#### Material provided
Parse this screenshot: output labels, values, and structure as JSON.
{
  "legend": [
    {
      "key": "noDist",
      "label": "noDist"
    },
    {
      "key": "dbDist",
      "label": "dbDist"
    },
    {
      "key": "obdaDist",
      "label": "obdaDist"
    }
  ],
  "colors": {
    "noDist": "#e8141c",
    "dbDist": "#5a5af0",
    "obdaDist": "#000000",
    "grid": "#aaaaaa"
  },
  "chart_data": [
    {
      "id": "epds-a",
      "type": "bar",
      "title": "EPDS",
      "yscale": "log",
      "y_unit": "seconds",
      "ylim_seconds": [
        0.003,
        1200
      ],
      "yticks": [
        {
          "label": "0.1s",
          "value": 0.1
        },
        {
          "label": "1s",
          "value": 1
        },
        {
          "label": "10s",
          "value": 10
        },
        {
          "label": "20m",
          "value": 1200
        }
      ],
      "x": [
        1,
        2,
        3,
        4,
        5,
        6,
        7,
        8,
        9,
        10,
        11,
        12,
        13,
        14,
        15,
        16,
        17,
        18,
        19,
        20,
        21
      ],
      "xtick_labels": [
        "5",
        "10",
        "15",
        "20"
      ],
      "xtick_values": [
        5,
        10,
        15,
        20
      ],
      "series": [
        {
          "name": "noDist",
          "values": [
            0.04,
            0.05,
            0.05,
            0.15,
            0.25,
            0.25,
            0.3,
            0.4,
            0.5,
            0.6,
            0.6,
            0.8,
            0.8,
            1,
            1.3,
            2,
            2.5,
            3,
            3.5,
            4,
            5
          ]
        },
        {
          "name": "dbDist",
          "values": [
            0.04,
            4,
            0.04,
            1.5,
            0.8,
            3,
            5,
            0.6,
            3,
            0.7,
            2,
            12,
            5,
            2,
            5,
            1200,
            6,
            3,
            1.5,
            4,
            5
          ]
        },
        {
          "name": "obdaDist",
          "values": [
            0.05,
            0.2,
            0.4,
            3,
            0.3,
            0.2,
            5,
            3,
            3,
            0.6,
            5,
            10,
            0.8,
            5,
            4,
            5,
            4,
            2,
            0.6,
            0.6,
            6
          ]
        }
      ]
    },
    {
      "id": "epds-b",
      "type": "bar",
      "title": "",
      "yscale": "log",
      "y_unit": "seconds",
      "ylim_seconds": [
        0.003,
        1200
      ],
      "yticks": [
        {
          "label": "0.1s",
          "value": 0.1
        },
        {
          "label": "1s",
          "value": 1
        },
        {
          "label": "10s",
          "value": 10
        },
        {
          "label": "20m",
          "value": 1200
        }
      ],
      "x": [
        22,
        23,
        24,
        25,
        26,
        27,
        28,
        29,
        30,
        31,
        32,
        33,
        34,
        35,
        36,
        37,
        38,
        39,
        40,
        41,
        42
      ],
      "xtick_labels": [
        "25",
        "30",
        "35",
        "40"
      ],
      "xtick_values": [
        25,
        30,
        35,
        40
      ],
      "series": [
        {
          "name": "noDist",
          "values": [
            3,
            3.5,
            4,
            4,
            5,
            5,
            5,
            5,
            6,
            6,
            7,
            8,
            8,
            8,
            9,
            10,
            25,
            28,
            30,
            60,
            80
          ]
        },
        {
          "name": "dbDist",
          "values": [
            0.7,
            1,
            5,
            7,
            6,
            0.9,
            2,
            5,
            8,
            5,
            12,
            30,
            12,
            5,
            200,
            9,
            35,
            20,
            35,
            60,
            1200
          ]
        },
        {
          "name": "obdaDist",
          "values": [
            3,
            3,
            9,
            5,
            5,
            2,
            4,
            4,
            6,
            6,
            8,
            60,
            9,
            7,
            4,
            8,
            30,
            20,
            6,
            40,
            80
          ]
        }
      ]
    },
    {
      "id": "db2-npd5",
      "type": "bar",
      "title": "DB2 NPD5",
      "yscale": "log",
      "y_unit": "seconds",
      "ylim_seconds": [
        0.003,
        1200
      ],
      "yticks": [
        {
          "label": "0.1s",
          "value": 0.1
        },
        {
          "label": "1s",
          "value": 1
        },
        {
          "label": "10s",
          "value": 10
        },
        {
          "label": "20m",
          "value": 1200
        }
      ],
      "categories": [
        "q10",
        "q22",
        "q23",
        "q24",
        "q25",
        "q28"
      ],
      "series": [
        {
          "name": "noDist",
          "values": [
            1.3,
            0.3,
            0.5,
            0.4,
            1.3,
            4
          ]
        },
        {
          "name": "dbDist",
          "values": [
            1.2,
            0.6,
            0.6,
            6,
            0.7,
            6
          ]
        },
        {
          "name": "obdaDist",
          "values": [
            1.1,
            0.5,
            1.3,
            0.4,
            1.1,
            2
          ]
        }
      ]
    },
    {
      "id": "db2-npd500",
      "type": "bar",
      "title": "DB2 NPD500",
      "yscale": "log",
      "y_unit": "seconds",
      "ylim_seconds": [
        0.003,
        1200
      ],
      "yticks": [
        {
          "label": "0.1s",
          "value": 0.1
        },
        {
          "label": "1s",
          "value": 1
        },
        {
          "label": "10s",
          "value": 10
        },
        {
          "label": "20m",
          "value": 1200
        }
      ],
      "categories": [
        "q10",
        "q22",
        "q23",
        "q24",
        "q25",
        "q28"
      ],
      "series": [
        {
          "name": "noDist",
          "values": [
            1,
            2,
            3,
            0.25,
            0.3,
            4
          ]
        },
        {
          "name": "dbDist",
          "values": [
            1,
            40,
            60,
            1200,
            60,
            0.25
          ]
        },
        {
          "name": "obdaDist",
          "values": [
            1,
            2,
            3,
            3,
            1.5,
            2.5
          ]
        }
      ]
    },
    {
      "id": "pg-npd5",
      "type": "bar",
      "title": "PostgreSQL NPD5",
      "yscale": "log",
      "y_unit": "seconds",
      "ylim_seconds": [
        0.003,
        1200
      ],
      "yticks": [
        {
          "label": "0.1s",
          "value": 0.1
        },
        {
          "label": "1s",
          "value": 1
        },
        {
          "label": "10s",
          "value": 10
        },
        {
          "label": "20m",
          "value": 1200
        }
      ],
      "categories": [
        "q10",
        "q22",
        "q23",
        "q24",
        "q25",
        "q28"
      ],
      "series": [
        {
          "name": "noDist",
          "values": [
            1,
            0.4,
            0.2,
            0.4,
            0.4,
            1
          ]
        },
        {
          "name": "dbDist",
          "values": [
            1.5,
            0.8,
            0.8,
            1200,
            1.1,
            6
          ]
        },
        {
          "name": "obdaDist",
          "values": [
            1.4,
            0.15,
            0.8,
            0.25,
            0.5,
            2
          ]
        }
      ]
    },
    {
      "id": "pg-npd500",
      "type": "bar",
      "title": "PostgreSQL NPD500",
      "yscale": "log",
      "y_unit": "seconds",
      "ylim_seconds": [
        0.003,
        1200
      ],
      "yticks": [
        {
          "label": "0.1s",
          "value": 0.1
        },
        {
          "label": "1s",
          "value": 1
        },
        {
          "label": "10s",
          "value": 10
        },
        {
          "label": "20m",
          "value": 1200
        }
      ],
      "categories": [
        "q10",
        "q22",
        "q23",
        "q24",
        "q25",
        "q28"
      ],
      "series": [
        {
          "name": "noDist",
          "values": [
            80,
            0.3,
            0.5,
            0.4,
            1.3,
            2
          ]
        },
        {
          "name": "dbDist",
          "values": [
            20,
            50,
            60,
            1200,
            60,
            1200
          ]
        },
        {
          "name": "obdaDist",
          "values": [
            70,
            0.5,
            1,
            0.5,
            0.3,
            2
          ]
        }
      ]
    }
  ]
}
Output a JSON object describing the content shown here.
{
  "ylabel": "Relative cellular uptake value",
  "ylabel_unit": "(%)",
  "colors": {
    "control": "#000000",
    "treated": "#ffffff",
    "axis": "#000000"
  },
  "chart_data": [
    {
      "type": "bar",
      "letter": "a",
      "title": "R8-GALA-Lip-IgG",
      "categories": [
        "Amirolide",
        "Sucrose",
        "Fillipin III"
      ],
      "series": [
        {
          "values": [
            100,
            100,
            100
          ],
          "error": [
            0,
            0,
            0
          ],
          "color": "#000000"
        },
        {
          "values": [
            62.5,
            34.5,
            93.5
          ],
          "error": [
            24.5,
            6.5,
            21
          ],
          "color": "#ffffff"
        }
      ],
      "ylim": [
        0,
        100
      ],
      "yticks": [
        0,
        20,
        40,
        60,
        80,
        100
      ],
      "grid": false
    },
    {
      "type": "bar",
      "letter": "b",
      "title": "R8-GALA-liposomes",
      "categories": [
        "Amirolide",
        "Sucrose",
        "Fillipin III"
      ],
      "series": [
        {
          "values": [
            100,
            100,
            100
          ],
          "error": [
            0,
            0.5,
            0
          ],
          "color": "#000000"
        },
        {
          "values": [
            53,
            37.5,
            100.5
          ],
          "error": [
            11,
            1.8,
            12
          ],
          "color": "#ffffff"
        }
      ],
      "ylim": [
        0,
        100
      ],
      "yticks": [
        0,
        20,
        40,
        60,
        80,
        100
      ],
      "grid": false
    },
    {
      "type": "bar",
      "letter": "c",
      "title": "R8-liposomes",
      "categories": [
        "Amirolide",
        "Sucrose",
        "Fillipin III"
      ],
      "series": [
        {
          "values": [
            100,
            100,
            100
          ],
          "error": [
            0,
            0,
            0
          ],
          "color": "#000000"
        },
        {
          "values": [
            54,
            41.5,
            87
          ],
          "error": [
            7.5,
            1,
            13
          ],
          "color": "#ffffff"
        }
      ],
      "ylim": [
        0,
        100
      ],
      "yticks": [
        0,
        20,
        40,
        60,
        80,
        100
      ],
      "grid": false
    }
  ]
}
########
- [Exercise instructions] Copy every line of the listing containing the string "JSON".

- [The reply]
Parse this screenshot: output labels, values, and structure as JSON.
Output a JSON object describing the content shown here.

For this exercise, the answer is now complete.